(Transcript entries for document pages)
=====

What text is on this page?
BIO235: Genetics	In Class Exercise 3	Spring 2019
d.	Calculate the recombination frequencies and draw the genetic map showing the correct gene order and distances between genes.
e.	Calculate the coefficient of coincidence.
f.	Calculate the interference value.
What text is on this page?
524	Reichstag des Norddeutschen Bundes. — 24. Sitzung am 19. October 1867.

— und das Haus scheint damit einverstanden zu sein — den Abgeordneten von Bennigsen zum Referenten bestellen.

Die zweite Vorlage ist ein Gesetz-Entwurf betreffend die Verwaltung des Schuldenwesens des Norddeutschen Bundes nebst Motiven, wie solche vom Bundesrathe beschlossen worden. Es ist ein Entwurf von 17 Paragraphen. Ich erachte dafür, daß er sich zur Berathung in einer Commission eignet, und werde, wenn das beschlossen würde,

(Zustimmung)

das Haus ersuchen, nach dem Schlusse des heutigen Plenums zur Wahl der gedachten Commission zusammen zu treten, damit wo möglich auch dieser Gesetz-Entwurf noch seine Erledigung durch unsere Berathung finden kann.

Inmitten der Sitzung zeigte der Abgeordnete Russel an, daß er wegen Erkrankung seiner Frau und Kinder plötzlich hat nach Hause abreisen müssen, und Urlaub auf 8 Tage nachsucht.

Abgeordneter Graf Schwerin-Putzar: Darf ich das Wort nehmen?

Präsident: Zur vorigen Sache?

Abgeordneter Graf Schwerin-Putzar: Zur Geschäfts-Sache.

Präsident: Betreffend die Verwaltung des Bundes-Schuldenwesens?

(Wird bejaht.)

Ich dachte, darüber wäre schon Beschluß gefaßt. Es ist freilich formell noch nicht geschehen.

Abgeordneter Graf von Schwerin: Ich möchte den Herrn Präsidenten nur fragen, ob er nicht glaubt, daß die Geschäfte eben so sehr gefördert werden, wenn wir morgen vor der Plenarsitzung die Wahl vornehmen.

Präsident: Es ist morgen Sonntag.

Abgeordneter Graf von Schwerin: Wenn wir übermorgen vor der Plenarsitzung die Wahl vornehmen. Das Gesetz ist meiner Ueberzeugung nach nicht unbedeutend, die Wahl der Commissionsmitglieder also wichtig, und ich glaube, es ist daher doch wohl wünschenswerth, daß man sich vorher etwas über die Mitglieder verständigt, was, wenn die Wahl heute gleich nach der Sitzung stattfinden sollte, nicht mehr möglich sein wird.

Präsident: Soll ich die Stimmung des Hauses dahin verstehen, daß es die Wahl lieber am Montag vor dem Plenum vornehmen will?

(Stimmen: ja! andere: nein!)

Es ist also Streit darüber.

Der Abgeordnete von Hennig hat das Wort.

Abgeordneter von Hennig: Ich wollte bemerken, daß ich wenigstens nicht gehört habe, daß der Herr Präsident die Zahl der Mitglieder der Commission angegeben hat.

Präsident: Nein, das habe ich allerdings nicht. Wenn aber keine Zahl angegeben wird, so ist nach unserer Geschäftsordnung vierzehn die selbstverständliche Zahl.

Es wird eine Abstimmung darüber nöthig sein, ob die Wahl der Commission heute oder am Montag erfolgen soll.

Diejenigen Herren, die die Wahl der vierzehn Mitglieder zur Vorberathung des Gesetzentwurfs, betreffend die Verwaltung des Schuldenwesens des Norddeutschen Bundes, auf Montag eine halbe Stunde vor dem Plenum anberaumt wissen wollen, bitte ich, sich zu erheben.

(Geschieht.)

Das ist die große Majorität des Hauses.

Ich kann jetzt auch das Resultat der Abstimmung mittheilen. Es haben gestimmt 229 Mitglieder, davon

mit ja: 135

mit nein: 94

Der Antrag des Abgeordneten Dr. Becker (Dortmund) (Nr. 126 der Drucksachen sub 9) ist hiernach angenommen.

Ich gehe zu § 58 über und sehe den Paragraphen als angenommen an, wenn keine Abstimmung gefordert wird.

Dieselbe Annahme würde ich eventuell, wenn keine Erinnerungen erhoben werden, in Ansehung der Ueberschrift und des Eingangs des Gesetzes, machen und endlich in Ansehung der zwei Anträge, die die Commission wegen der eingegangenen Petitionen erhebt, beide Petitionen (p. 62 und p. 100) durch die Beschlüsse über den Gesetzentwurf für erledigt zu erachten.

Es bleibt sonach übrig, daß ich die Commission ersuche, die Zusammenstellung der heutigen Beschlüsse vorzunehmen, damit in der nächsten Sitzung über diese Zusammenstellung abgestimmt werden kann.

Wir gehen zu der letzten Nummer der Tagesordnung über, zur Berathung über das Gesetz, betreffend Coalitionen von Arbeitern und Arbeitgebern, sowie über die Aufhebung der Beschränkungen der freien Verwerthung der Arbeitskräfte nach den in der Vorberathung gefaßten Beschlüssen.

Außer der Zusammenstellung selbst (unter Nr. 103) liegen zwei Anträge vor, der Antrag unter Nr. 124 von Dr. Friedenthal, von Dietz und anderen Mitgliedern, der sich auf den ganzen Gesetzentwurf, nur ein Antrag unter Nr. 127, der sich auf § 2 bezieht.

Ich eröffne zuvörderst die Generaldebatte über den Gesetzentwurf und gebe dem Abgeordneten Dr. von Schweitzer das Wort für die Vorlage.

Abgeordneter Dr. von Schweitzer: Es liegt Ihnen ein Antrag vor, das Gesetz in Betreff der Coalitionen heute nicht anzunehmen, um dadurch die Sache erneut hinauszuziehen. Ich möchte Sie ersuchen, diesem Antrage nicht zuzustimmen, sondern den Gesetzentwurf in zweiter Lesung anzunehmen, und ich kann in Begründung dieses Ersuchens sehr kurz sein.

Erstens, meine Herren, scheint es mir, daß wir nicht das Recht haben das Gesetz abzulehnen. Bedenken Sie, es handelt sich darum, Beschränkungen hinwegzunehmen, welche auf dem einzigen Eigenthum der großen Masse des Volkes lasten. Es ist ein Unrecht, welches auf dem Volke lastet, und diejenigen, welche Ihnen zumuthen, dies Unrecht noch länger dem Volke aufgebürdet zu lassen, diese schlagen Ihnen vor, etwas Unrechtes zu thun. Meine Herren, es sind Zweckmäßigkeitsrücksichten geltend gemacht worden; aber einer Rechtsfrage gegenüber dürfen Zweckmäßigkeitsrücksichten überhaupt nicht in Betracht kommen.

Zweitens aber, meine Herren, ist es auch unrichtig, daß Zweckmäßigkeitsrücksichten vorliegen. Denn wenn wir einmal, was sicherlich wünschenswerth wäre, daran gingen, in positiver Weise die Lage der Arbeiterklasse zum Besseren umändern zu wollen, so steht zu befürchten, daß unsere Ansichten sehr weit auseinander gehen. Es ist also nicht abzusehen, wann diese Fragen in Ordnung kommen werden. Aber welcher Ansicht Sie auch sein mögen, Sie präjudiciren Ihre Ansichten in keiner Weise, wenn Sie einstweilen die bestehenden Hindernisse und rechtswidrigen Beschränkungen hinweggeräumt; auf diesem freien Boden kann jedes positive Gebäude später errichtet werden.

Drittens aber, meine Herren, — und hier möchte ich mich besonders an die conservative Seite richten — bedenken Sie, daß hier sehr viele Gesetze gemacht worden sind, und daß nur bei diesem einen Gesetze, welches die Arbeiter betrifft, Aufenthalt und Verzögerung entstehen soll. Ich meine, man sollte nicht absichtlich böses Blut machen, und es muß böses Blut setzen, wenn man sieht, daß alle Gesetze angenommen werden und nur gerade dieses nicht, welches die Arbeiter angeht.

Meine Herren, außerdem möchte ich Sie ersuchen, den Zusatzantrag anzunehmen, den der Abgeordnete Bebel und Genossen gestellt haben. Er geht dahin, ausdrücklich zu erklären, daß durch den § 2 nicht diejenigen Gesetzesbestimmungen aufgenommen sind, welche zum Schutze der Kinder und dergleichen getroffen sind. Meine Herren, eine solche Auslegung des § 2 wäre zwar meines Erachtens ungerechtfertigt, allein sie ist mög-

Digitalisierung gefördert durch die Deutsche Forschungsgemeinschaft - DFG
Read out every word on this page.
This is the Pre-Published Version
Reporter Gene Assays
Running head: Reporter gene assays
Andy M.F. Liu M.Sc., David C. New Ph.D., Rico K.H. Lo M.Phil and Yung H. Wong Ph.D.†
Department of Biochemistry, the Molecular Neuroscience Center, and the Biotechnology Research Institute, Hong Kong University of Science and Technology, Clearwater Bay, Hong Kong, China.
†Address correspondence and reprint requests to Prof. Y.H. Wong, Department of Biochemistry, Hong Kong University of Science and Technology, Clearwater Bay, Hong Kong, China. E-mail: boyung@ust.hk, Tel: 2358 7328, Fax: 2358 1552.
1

=====

(What to do) For each line in the records that contains the word "sind", make a copy.

(Response area)
Erstens, meine Herren, scheint es mir, daß wir nicht das Recht haben das Gesetz abzulehnen. Bedenken Sie, es handelt sich darum, Beschränkungen hinwegzunehmen, welche auf dem einzigen Eigenthum der großen Masse des Volkes lasten. Es ist ein Unrecht, welches auf dem Volke lastet, und diejenigen, welche Ihnen zumuthen, dies Unrecht noch länger dem Volke aufgebürdet zu lassen, diese schlagen Ihnen vor, etwas Unrechtes zu thun. Meine Herren, es sind Zweckmäßigkeitsrücksichten geltend gemacht worden; aber einer Rechtsfrage gegenüber dürfen Zweckmäßigkeitsrücksichten überhaupt nicht in Betracht kommen.
Drittens aber, meine Herren, — und hier möchte ich mich besonders an die conservative Seite richten — bedenken Sie, daß hier sehr viele Gesetze gemacht worden sind, und daß nur bei diesem einen Gesetze, welches die Arbeiter betrifft, Aufenthalt und Verzögerung entstehen soll. Ich meine, man sollte nicht absichtlich böses Blut machen, und es muß böses Blut setzen, wenn man sieht, daß alle Gesetze angenommen werden und nur gerade dieses nicht, welches die Arbeiter angeht.
Meine Herren, außerdem möchte ich Sie ersuchen, den Zusatzantrag anzunehmen, den der Abgeordnete Bebel und Genossen gestellt haben. Er geht dahin, ausdrücklich zu erklären, daß durch den § 2 nicht diejenigen Gesetzesbestimmungen aufgenommen sind, welche zum Schutze der Kinder und dergleichen getroffen sind. Meine Herren, eine solche Auslegung des § 2 wäre zwar meines Erachtens ungerechtfertigt, allein sie ist mög-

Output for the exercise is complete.